> _Goal_: Check each line below for the word "icon", and copy those that have it.

────

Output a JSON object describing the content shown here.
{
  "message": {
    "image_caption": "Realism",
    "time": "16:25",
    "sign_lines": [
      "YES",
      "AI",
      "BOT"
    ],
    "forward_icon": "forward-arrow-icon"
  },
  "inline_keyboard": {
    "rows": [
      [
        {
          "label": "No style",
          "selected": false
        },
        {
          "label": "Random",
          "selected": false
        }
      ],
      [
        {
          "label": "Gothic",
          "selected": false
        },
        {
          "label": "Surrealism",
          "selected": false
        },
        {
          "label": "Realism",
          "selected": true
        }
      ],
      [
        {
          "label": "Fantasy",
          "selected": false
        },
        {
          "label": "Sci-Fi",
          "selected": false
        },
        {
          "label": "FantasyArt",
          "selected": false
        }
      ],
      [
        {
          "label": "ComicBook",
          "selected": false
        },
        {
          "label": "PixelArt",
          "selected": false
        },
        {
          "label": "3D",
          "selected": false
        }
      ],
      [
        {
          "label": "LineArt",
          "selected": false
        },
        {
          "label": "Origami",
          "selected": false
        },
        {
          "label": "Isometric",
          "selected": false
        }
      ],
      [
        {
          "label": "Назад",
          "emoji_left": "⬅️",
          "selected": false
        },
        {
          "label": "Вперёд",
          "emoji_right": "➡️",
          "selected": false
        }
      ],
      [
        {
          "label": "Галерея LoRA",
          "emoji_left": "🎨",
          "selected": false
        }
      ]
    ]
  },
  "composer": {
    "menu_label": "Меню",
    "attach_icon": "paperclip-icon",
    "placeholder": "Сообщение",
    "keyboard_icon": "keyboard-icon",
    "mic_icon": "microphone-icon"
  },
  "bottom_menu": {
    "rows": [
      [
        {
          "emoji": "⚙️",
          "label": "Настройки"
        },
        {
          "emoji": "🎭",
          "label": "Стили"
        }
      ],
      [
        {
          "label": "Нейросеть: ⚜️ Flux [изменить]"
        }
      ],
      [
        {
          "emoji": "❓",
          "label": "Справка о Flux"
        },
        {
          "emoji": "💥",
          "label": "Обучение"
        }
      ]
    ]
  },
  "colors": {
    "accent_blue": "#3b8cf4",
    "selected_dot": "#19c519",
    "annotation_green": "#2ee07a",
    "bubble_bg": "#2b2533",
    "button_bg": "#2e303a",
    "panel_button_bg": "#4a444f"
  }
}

────

> _Complete answer_:
    "forward_icon": "forward-arrow-icon"
    "attach_icon": "paperclip-icon",
    "keyboard_icon": "keyboard-icon",
    "mic_icon": "microphone-icon"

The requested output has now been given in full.